Task objective
Reproduce the listing below exactly. Pictures do not belong in the copy.

--- BEGIN Available data ---

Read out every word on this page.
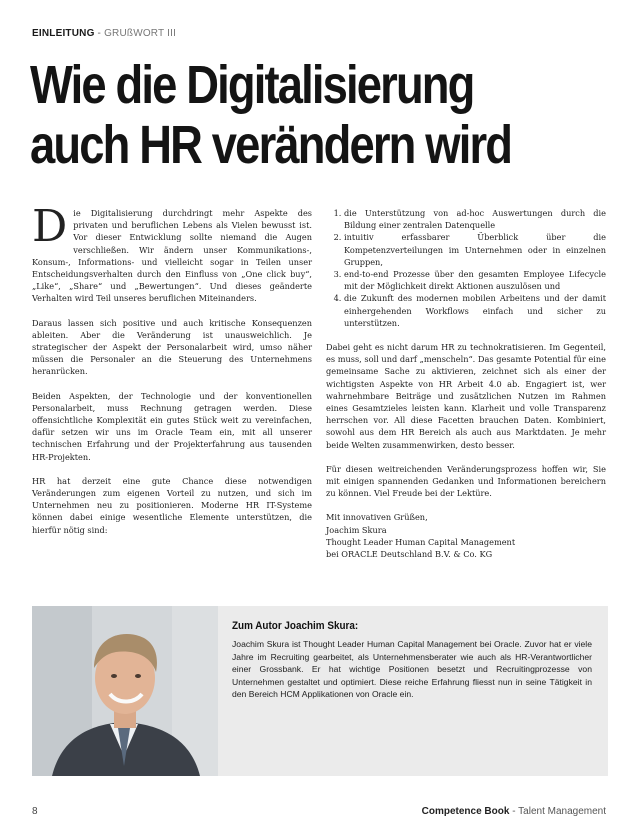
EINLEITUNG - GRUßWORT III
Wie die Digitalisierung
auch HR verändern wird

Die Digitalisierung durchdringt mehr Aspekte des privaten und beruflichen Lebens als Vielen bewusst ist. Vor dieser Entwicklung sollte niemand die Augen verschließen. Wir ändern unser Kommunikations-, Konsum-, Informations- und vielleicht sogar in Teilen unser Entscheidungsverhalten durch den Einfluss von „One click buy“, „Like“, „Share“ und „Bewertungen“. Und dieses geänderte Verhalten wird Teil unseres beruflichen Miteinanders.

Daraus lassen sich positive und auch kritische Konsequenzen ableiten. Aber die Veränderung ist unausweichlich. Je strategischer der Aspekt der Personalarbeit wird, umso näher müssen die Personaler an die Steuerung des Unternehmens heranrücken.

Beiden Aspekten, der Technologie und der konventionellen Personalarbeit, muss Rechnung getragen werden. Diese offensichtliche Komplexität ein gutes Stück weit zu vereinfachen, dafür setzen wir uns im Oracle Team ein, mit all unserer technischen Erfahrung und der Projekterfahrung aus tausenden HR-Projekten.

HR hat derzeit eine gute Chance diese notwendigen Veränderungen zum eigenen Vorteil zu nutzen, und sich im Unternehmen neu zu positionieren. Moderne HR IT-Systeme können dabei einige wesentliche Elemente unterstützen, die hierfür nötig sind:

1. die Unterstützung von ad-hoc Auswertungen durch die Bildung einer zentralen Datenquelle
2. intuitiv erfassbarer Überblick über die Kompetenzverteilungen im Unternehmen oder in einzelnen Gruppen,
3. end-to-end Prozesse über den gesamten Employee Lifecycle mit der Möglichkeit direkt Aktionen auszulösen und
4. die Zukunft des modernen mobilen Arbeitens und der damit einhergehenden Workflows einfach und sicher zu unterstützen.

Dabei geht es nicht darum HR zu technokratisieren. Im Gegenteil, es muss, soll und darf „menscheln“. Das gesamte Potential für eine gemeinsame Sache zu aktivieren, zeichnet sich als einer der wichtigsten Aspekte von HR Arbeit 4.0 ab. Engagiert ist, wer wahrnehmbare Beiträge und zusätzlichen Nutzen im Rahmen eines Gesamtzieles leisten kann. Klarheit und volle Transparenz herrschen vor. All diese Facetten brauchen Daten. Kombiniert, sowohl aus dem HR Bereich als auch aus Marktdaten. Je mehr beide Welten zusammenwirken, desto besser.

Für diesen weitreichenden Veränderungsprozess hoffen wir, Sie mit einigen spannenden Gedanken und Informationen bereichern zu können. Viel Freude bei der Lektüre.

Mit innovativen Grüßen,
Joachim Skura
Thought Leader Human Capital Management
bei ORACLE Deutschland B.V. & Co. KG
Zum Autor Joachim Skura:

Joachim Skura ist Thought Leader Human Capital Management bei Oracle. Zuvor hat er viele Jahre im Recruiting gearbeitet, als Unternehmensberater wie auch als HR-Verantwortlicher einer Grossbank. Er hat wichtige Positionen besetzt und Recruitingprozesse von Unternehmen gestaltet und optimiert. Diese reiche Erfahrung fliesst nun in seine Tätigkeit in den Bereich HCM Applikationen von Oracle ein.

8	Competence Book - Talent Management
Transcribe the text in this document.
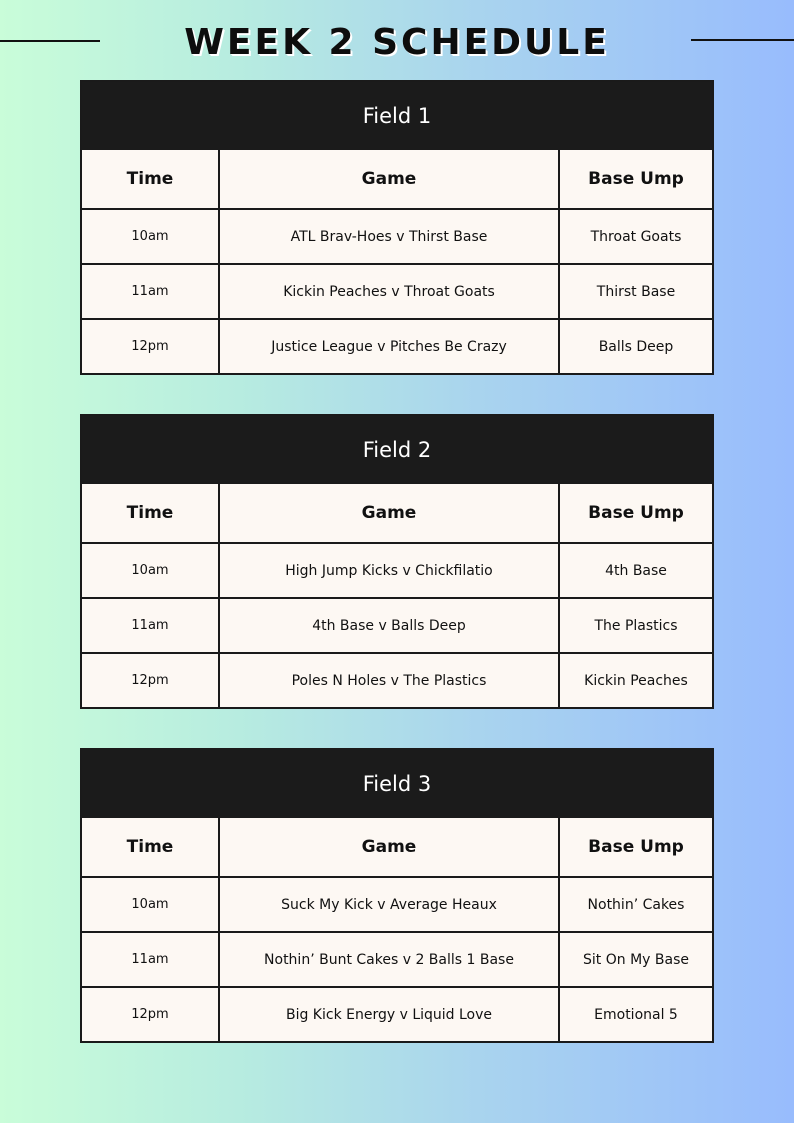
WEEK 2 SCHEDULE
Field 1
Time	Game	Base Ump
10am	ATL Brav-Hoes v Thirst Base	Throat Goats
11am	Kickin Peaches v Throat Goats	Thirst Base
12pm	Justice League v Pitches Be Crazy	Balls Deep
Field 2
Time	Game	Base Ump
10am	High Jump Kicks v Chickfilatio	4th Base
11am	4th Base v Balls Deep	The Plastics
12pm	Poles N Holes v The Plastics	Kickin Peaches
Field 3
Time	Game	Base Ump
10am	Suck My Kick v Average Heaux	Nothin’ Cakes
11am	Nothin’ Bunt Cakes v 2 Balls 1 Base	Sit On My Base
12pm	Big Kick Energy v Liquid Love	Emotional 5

--- END Available data ---

Response to the task
Read out every word on this page.
EINLEITUNG - GRUßWORT III
Wie die Digitalisierung
auch HR verändern wird

Die Digitalisierung durchdringt mehr Aspekte des privaten und beruflichen Lebens als Vielen bewusst ist. Vor dieser Entwicklung sollte niemand die Augen verschließen. Wir ändern unser Kommunikations-, Konsum-, Informations- und vielleicht sogar in Teilen unser Entscheidungsverhalten durch den Einfluss von „One click buy“, „Like“, „Share“ und „Bewertungen“. Und dieses geänderte Verhalten wird Teil unseres beruflichen Miteinanders.

Daraus lassen sich positive und auch kritische Konsequenzen ableiten. Aber die Veränderung ist unausweichlich. Je strategischer der Aspekt der Personalarbeit wird, umso näher müssen die Personaler an die Steuerung des Unternehmens heranrücken.

Beiden Aspekten, der Technologie und der konventionellen Personalarbeit, muss Rechnung getragen werden. Diese offensichtliche Komplexität ein gutes Stück weit zu vereinfachen, dafür setzen wir uns im Oracle Team ein, mit all unserer technischen Erfahrung und der Projekterfahrung aus tausenden HR-Projekten.

HR hat derzeit eine gute Chance diese notwendigen Veränderungen zum eigenen Vorteil zu nutzen, und sich im Unternehmen neu zu positionieren. Moderne HR IT-Systeme können dabei einige wesentliche Elemente unterstützen, die hierfür nötig sind:

1. die Unterstützung von ad-hoc Auswertungen durch die Bildung einer zentralen Datenquelle
2. intuitiv erfassbarer Überblick über die Kompetenzverteilungen im Unternehmen oder in einzelnen Gruppen,
3. end-to-end Prozesse über den gesamten Employee Lifecycle mit der Möglichkeit direkt Aktionen auszulösen und
4. die Zukunft des modernen mobilen Arbeitens und der damit einhergehenden Workflows einfach und sicher zu unterstützen.

Dabei geht es nicht darum HR zu technokratisieren. Im Gegenteil, es muss, soll und darf „menscheln“. Das gesamte Potential für eine gemeinsame Sache zu aktivieren, zeichnet sich als einer der wichtigsten Aspekte von HR Arbeit 4.0 ab. Engagiert ist, wer wahrnehmbare Beiträge und zusätzlichen Nutzen im Rahmen eines Gesamtzieles leisten kann. Klarheit und volle Transparenz herrschen vor. All diese Facetten brauchen Daten. Kombiniert, sowohl aus dem HR Bereich als auch aus Marktdaten. Je mehr beide Welten zusammenwirken, desto besser.

Für diesen weitreichenden Veränderungsprozess hoffen wir, Sie mit einigen spannenden Gedanken und Informationen bereichern zu können. Viel Freude bei der Lektüre.

Mit innovativen Grüßen,
Joachim Skura
Thought Leader Human Capital Management
bei ORACLE Deutschland B.V. & Co. KG
Zum Autor Joachim Skura:

Joachim Skura ist Thought Leader Human Capital Management bei Oracle. Zuvor hat er viele Jahre im Recruiting gearbeitet, als Unternehmensberater wie auch als HR-Verantwortlicher einer Grossbank. Er hat wichtige Positionen besetzt und Recruitingprozesse von Unternehmen gestaltet und optimiert. Diese reiche Erfahrung fliesst nun in seine Tätigkeit in den Bereich HCM Applikationen von Oracle ein.

8	Competence Book - Talent Management
Transcribe the text in this document.
WEEK 2 SCHEDULE
Field 1
Time	Game	Base Ump
10am	ATL Brav-Hoes v Thirst Base	Throat Goats
11am	Kickin Peaches v Throat Goats	Thirst Base
12pm	Justice League v Pitches Be Crazy	Balls Deep
Field 2
Time	Game	Base Ump
10am	High Jump Kicks v Chickfilatio	4th Base
11am	4th Base v Balls Deep	The Plastics
12pm	Poles N Holes v The Plastics	Kickin Peaches
Field 3
Time	Game	Base Ump
10am	Suck My Kick v Average Heaux	Nothin’ Cakes
11am	Nothin’ Bunt Cakes v 2 Balls 1 Base	Sit On My Base
12pm	Big Kick Energy v Liquid Love	Emotional 5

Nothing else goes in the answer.